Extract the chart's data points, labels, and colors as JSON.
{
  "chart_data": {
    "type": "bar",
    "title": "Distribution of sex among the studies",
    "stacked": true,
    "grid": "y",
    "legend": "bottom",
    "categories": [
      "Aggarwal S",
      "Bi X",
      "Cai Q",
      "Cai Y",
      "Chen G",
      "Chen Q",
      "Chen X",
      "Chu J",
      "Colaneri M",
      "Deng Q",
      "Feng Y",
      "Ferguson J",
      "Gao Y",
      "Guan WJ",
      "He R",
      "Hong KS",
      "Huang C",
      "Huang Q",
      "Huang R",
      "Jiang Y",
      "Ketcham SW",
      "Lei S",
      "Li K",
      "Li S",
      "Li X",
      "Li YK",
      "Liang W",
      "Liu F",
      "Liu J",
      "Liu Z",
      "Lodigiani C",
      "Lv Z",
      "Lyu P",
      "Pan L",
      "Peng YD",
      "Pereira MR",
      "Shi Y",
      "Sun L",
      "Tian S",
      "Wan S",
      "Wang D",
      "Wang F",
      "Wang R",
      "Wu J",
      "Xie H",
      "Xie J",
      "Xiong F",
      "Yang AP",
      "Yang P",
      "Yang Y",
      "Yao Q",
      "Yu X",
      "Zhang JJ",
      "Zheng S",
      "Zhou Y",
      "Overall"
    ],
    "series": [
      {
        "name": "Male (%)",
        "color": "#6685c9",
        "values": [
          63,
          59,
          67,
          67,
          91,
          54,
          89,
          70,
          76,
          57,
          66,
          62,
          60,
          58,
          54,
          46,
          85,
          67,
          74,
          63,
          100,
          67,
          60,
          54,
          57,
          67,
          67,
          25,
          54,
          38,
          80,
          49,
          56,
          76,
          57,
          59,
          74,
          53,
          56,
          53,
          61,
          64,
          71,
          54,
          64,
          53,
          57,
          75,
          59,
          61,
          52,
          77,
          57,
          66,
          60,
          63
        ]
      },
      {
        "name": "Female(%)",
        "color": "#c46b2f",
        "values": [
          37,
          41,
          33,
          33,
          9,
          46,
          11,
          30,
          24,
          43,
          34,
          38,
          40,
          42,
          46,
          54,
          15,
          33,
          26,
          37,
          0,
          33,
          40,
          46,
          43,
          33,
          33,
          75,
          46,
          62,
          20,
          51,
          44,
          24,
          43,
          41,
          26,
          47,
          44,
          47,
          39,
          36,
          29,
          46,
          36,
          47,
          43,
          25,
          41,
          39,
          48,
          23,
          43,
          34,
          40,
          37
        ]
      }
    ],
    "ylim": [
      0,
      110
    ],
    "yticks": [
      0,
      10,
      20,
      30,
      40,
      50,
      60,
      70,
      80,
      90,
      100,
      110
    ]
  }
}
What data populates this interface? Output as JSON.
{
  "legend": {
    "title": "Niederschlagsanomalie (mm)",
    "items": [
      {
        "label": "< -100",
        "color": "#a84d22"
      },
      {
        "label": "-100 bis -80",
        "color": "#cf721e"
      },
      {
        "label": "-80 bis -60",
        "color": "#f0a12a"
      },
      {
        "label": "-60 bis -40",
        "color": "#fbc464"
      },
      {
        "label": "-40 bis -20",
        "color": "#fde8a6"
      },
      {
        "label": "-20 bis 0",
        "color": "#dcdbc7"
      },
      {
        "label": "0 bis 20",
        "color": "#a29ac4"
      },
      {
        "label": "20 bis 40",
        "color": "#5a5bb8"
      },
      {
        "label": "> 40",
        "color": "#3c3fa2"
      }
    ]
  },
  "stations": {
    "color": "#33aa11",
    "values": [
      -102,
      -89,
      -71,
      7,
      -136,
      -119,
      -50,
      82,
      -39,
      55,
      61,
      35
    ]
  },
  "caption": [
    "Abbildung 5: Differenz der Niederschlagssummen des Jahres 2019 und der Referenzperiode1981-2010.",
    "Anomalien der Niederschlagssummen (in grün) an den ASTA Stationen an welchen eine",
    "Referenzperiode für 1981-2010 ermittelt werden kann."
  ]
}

| REQUIREMENT |
Transcribe every entry word for word.

| SOLUTION TO THIS TASK |
Extract the chart's data points, labels, and colors as JSON.
{
  "chart_data": {
    "type": "bar",
    "title": "Distribution of sex among the studies",
    "stacked": true,
    "grid": "y",
    "legend": "bottom",
    "categories": [
      "Aggarwal S",
      "Bi X",
      "Cai Q",
      "Cai Y",
      "Chen G",
      "Chen Q",
      "Chen X",
      "Chu J",
      "Colaneri M",
      "Deng Q",
      "Feng Y",
      "Ferguson J",
      "Gao Y",
      "Guan WJ",
      "He R",
      "Hong KS",
      "Huang C",
      "Huang Q",
      "Huang R",
      "Jiang Y",
      "Ketcham SW",
      "Lei S",
      "Li K",
      "Li S",
      "Li X",
      "Li YK",
      "Liang W",
      "Liu F",
      "Liu J",
      "Liu Z",
      "Lodigiani C",
      "Lv Z",
      "Lyu P",
      "Pan L",
      "Peng YD",
      "Pereira MR",
      "Shi Y",
      "Sun L",
      "Tian S",
      "Wan S",
      "Wang D",
      "Wang F",
      "Wang R",
      "Wu J",
      "Xie H",
      "Xie J",
      "Xiong F",
      "Yang AP",
      "Yang P",
      "Yang Y",
      "Yao Q",
      "Yu X",
      "Zhang JJ",
      "Zheng S",
      "Zhou Y",
      "Overall"
    ],
    "series": [
      {
        "name": "Male (%)",
        "color": "#6685c9",
        "values": [
          63,
          59,
          67,
          67,
          91,
          54,
          89,
          70,
          76,
          57,
          66,
          62,
          60,
          58,
          54,
          46,
          85,
          67,
          74,
          63,
          100,
          67,
          60,
          54,
          57,
          67,
          67,
          25,
          54,
          38,
          80,
          49,
          56,
          76,
          57,
          59,
          74,
          53,
          56,
          53,
          61,
          64,
          71,
          54,
          64,
          53,
          57,
          75,
          59,
          61,
          52,
          77,
          57,
          66,
          60,
          63
        ]
      },
      {
        "name": "Female(%)",
        "color": "#c46b2f",
        "values": [
          37,
          41,
          33,
          33,
          9,
          46,
          11,
          30,
          24,
          43,
          34,
          38,
          40,
          42,
          46,
          54,
          15,
          33,
          26,
          37,
          0,
          33,
          40,
          46,
          43,
          33,
          33,
          75,
          46,
          62,
          20,
          51,
          44,
          24,
          43,
          41,
          26,
          47,
          44,
          47,
          39,
          36,
          29,
          46,
          36,
          47,
          43,
          25,
          41,
          39,
          48,
          23,
          43,
          34,
          40,
          37
        ]
      }
    ],
    "ylim": [
      0,
      110
    ],
    "yticks": [
      0,
      10,
      20,
      30,
      40,
      50,
      60,
      70,
      80,
      90,
      100,
      110
    ]
  }
}
What data populates this interface? Output as JSON.
{
  "legend": {
    "title": "Niederschlagsanomalie (mm)",
    "items": [
      {
        "label": "< -100",
        "color": "#a84d22"
      },
      {
        "label": "-100 bis -80",
        "color": "#cf721e"
      },
      {
        "label": "-80 bis -60",
        "color": "#f0a12a"
      },
      {
        "label": "-60 bis -40",
        "color": "#fbc464"
      },
      {
        "label": "-40 bis -20",
        "color": "#fde8a6"
      },
      {
        "label": "-20 bis 0",
        "color": "#dcdbc7"
      },
      {
        "label": "0 bis 20",
        "color": "#a29ac4"
      },
      {
        "label": "20 bis 40",
        "color": "#5a5bb8"
      },
      {
        "label": "> 40",
        "color": "#3c3fa2"
      }
    ]
  },
  "stations": {
    "color": "#33aa11",
    "values": [
      -102,
      -89,
      -71,
      7,
      -136,
      -119,
      -50,
      82,
      -39,
      55,
      61,
      35
    ]
  },
  "caption": [
    "Abbildung 5: Differenz der Niederschlagssummen des Jahres 2019 und der Referenzperiode1981-2010.",
    "Anomalien der Niederschlagssummen (in grün) an den ASTA Stationen an welchen eine",
    "Referenzperiode für 1981-2010 ermittelt werden kann."
  ]
}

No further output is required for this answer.